▶ **EXERCISE TASK**: Scan the data below for the string "hide". Show every line where it turns up.

----- EXTRACTED ENTRIES -----

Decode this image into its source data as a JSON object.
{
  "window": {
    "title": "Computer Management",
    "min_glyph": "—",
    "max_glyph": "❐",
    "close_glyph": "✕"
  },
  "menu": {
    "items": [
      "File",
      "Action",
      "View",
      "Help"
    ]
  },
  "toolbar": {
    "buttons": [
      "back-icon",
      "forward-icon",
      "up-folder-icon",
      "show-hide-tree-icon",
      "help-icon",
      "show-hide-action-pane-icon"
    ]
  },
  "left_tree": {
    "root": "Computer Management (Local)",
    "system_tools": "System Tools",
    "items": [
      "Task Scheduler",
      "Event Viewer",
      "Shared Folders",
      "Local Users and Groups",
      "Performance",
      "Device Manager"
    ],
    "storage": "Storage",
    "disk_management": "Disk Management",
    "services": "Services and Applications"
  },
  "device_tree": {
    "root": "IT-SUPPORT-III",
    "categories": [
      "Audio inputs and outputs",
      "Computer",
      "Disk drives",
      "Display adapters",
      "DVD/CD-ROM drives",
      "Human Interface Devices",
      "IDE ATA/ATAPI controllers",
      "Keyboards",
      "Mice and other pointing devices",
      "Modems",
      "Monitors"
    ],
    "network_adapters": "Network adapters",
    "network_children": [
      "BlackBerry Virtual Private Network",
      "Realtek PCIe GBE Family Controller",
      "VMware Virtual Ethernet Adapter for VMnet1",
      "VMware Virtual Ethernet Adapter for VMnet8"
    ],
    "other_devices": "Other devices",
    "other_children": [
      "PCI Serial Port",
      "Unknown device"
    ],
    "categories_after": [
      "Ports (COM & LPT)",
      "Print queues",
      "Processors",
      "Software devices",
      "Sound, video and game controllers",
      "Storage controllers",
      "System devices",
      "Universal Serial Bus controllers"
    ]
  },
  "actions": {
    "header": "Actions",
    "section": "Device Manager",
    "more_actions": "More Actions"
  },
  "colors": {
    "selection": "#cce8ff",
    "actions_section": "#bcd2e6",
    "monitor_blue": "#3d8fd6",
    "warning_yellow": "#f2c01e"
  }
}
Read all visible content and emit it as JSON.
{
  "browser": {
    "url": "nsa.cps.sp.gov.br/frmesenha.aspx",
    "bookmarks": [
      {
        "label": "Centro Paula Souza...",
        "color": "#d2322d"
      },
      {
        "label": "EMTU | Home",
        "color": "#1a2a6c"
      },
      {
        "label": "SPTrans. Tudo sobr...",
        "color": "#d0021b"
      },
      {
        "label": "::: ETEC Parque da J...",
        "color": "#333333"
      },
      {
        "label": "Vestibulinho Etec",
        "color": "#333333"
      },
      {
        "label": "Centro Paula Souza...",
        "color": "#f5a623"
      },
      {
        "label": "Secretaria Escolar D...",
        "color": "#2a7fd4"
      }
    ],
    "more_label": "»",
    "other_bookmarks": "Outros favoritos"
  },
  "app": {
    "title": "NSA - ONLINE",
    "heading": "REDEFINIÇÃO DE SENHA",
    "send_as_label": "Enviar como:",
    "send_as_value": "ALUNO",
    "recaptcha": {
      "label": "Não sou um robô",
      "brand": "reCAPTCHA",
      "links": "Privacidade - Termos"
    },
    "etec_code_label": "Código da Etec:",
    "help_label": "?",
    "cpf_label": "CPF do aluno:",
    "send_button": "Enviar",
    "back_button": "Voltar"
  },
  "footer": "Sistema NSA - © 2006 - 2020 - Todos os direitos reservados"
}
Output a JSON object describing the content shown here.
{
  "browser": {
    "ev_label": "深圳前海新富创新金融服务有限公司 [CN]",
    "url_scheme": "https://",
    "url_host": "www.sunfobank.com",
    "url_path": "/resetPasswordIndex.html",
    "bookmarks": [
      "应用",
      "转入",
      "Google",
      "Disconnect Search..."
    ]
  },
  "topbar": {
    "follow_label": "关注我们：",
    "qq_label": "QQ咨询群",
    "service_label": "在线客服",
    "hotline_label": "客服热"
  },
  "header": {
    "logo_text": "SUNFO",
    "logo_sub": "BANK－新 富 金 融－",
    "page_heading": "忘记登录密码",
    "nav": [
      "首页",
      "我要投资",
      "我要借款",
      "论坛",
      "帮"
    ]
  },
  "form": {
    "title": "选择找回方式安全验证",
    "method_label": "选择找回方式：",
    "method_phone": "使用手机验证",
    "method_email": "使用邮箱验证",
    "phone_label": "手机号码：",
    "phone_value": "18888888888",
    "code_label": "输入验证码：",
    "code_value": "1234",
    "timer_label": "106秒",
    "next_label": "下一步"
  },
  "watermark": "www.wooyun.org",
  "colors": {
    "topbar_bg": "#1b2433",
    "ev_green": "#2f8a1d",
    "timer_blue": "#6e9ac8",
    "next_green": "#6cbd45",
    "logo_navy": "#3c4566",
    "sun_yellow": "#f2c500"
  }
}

-----

▶ **RESPONSE TO THIS TASK**:
      "show-hide-tree-icon",
      "show-hide-action-pane-icon"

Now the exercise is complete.